# [EXERCISE BRIEF]
Go through the listing and pick out each line with the word "content" in it.

# [TASK INPUT]
--- BEGIN ---

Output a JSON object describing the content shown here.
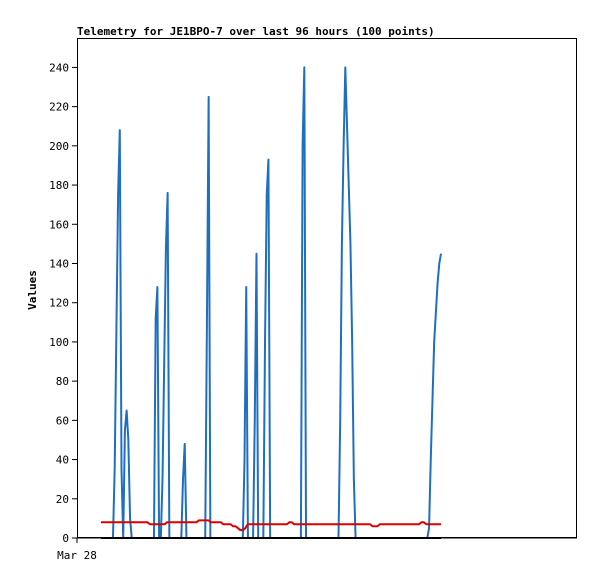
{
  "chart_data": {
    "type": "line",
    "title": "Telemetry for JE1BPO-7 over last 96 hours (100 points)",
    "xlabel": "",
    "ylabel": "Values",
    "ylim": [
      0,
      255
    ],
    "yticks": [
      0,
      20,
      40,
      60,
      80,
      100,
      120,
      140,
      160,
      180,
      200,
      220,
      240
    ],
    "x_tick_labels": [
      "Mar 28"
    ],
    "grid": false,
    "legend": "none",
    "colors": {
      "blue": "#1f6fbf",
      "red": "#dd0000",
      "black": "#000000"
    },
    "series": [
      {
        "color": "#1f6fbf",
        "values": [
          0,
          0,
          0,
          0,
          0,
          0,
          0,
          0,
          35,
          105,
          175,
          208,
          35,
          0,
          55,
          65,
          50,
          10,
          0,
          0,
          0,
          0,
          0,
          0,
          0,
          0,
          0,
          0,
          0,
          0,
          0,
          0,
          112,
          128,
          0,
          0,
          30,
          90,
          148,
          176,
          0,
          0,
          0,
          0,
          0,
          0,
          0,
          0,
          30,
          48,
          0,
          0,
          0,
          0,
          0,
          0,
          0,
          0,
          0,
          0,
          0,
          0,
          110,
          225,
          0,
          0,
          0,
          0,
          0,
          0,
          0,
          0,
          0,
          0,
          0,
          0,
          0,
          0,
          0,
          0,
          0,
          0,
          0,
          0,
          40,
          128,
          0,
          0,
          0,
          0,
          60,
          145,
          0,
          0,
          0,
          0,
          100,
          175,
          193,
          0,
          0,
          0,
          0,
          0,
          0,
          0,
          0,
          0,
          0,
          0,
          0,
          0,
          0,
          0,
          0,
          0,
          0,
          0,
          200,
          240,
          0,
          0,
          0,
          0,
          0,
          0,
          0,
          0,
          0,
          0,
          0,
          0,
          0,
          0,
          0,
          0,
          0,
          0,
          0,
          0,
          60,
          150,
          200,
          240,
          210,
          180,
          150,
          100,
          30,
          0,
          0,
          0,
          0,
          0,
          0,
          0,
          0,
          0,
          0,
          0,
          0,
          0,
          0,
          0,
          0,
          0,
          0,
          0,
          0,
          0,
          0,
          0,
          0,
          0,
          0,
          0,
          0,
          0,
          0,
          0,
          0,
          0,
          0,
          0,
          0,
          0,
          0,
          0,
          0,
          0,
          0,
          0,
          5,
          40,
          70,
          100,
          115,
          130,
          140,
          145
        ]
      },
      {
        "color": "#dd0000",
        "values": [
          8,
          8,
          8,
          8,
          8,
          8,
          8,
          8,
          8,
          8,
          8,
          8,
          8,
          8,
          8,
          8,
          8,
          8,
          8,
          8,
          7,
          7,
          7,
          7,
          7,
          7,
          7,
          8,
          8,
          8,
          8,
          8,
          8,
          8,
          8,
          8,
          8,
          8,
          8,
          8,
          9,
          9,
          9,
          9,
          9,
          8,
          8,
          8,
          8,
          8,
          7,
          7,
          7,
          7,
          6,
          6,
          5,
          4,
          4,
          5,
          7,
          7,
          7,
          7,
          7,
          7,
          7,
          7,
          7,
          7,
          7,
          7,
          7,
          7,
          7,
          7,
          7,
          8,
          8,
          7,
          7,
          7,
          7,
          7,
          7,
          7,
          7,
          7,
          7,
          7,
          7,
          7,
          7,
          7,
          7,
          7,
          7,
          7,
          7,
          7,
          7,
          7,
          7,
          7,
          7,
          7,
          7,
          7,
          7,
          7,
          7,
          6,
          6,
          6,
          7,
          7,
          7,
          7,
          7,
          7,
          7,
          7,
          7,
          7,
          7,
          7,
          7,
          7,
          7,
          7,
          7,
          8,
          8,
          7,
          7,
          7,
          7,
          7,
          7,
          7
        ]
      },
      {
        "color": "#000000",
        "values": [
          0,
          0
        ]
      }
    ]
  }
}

--- END ---
--- BEGIN ---

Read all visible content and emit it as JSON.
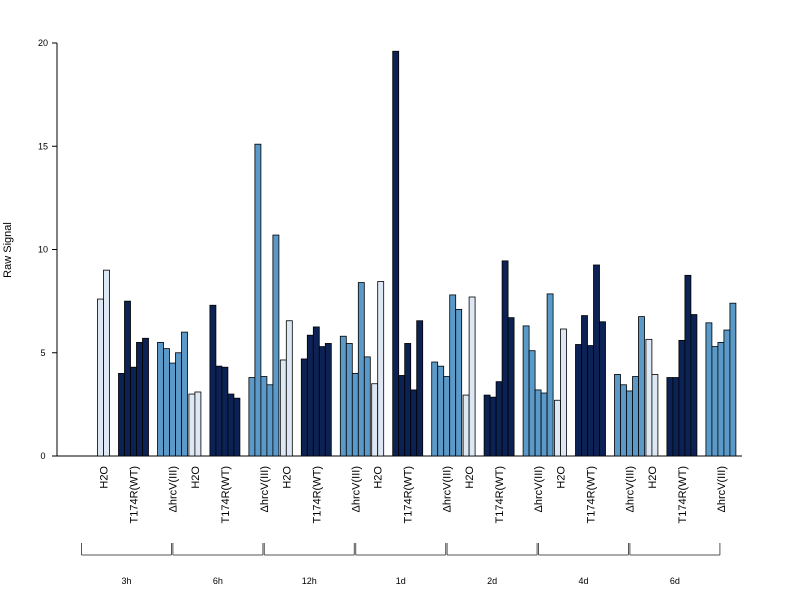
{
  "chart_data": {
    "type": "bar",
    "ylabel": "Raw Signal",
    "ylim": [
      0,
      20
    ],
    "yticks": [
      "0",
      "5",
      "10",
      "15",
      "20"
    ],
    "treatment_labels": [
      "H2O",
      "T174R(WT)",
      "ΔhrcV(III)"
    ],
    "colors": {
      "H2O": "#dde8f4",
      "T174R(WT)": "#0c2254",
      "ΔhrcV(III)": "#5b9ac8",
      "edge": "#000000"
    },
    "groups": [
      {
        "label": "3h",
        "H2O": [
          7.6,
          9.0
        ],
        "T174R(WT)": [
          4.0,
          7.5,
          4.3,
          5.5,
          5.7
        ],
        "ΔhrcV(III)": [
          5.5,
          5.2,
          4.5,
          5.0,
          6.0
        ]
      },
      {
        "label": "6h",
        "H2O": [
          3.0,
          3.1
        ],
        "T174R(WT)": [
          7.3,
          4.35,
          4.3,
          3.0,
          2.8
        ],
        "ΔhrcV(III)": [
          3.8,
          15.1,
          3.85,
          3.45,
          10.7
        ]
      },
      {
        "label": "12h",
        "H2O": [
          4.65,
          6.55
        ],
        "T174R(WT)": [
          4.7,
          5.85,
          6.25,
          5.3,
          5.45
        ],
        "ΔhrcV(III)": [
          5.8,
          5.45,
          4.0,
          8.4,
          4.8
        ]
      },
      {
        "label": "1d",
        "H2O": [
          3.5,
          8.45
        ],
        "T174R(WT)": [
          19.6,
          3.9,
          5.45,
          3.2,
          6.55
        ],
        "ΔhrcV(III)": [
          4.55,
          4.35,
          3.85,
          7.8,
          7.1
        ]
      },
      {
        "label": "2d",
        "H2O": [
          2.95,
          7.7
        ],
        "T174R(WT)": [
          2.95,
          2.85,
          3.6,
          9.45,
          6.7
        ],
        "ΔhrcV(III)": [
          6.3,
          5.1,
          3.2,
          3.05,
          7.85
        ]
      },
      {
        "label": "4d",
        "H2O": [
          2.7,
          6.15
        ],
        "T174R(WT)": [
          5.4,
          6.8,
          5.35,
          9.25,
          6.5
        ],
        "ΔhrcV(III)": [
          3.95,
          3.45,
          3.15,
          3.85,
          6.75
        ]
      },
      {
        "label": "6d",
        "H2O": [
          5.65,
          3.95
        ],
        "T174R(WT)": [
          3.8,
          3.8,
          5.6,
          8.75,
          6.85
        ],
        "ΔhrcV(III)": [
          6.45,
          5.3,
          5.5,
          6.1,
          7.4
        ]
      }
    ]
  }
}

--- END ---

# [SOLUTION TO THIS EXERCISE]
Output a JSON object describing the content shown here.
Read all visible content and emit it as JSON.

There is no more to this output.